I’m sure there’s more series out there. What would you like to see turned into a television show or film?

Tin Star

October 20, 2017

Amazon Prime airs the British-Canadian crime series, Tin Star featuring Tim Roth and Christina Hendricks. I love the play between the family members. The bad guys creep me out and not in a good way. Over the years I have enjoyed many inappropriate laughs from bad guys doing bad things ala Fargo. For some reason, the back and forth between good and evil in Tin Star doesn’t work for me. 2 out of 5. Yes, I stuck around for the big death. I still wasn’t convinced. Next.

The Night Of

August 25, 2017

Another great HBO limited series that deserves and looks as if it’s been set-up for a potential Season 2. The Night Of follows a college-aged Pakistani-American young man living in Queens played by the dreamy Brit Riz Ahmed through the thrills of a night out in Manhattan. As police procedurals tend to do, the night doesn’t go exactly as planned. Arrests happen. Jail time, a trial. I’m certainly not giving much away. John Turturro stars along with Ahmed in a gripping, by the book eight-part series. Really enjoyed this and hope there might be a second season. 4 out of 5 for The Night Of.

The Level

August 14, 2017

Tried watching The Level, a British crime drama featuring a flawed female detective. Great cast including Noel Clarke (Metrosexuality) and Robert James-Collier (Downton Abbey). In the end, I just couldn’t commit. The story didn’t seem particularly realistic to me. Too far-fetched that a cop would be at the scene of a crime, then be assigned to the case and the clock counts down to when she gets caught. She wasn’t a bad cop, so I suppose there is redemption somewhere. I didn’t stick around long enough to find out. 2 out of 5. Next.

- [Exercises]
[a] In the television reviews, what rating does The Night Of receive?
[b] Transcribe the passage of the television reviews starting with "August 14, 2017" and going on through "of 5. Next.".

- [Data extracts]

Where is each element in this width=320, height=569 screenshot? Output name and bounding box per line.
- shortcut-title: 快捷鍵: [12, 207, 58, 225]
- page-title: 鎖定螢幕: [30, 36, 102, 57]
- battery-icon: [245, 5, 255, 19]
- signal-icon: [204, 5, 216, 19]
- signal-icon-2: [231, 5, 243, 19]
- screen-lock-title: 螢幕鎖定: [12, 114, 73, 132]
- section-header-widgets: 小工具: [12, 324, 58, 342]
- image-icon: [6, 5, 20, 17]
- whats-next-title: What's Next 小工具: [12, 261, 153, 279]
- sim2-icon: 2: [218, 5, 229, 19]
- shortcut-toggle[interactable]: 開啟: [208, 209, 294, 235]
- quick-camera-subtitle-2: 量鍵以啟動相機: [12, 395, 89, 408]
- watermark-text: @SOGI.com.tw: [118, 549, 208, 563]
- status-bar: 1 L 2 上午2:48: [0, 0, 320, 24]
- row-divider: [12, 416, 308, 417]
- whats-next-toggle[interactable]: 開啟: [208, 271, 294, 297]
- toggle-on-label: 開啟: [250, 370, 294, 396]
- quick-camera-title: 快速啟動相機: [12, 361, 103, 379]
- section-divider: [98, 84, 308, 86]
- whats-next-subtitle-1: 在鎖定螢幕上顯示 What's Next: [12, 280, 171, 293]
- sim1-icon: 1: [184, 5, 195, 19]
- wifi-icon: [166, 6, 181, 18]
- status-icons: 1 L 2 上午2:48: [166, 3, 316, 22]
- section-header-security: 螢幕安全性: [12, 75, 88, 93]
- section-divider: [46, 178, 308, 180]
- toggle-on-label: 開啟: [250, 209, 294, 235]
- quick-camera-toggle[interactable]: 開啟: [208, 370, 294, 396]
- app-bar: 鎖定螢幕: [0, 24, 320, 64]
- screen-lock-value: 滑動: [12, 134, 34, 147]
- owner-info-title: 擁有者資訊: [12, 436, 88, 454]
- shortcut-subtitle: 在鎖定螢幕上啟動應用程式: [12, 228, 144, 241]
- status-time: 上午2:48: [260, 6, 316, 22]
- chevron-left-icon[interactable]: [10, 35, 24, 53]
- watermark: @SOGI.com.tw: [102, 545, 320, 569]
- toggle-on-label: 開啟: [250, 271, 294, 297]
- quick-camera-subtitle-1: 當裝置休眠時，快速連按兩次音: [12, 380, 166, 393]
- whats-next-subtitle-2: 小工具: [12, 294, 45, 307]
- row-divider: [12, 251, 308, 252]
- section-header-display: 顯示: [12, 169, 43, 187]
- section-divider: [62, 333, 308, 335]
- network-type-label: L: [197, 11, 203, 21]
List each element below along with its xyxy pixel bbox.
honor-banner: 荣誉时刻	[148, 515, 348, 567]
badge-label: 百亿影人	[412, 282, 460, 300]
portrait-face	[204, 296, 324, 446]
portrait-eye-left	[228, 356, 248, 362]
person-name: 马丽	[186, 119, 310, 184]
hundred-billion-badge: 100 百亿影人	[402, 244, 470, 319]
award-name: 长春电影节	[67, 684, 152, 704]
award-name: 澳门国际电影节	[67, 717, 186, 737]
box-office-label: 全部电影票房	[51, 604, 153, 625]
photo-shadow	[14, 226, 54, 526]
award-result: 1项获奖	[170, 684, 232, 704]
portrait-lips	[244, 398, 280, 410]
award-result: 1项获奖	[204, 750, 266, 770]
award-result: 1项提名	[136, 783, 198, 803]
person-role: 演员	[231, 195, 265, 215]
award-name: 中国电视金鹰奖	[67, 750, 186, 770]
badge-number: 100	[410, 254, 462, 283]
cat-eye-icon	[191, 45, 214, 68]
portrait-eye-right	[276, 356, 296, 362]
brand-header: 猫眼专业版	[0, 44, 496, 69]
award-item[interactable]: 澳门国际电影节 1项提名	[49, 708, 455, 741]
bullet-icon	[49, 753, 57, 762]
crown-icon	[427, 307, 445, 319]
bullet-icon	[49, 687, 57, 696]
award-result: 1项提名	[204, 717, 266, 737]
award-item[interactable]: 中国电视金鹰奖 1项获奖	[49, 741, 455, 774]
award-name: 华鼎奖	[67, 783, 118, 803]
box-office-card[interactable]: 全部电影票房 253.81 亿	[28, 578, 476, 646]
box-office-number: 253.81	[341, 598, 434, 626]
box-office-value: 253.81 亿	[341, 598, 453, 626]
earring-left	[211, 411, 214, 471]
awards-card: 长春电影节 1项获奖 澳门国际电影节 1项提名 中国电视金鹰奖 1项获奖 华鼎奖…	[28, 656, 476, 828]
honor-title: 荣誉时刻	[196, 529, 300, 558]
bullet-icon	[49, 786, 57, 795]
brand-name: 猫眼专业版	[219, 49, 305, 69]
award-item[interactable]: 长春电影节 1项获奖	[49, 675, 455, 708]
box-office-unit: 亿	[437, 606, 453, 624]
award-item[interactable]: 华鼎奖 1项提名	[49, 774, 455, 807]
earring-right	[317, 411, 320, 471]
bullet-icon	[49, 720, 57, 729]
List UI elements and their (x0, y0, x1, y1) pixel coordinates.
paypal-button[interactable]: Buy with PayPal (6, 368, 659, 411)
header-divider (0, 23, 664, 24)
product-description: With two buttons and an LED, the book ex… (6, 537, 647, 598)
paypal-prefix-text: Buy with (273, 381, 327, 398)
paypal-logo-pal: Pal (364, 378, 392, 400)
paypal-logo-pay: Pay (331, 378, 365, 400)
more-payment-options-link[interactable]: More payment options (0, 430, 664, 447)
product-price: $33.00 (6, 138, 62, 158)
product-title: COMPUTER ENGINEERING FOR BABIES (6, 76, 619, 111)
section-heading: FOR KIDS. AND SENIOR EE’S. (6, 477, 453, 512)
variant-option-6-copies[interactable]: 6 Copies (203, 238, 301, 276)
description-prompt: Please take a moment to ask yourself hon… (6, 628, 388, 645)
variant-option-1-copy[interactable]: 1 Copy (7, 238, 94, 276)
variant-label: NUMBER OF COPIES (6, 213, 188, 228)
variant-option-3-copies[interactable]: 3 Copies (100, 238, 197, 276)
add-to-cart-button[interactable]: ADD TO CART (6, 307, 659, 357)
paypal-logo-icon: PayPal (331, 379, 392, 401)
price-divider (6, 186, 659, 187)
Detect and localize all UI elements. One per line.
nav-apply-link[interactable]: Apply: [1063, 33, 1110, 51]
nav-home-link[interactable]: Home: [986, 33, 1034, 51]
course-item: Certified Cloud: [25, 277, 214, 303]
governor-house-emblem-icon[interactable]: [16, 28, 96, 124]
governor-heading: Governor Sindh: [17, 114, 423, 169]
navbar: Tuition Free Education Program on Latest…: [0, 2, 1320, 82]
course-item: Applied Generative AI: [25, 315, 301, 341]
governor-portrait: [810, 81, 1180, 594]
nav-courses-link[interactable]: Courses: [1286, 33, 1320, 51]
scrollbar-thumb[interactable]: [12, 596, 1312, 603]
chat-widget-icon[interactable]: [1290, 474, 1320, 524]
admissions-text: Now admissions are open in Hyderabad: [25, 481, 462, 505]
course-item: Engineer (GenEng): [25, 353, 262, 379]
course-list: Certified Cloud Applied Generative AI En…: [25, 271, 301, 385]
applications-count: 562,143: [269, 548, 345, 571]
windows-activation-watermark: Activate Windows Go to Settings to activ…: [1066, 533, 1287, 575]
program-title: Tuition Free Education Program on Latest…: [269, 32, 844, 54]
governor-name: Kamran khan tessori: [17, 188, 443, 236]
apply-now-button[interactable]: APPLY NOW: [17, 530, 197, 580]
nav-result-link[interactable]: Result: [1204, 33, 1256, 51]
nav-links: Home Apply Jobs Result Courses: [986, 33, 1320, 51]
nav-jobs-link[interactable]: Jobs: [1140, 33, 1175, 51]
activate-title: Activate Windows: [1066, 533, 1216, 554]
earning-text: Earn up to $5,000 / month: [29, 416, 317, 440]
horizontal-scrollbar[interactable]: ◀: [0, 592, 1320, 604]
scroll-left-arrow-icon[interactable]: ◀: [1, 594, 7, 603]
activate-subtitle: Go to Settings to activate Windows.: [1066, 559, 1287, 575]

- [Answers to the exercise]
[a] 4 out of 5

[b]
August 14, 2017

Tried watching The Level, a British crime drama featuring a flawed female detective. Great cast including Noel Clarke (Metrosexuality) and Robert James-Collier (Downton Abbey). In the end, I just couldn’t commit. The story didn’t seem particularly realistic to me. Too far-fetched that a cop would be at the scene of a crime, then be assigned to the case and the clock counts down to when she gets caught. She wasn’t a bad cop, so I suppose there is redemption somewhere. I didn’t stick around long enough to find out. 2 out of 5. Next.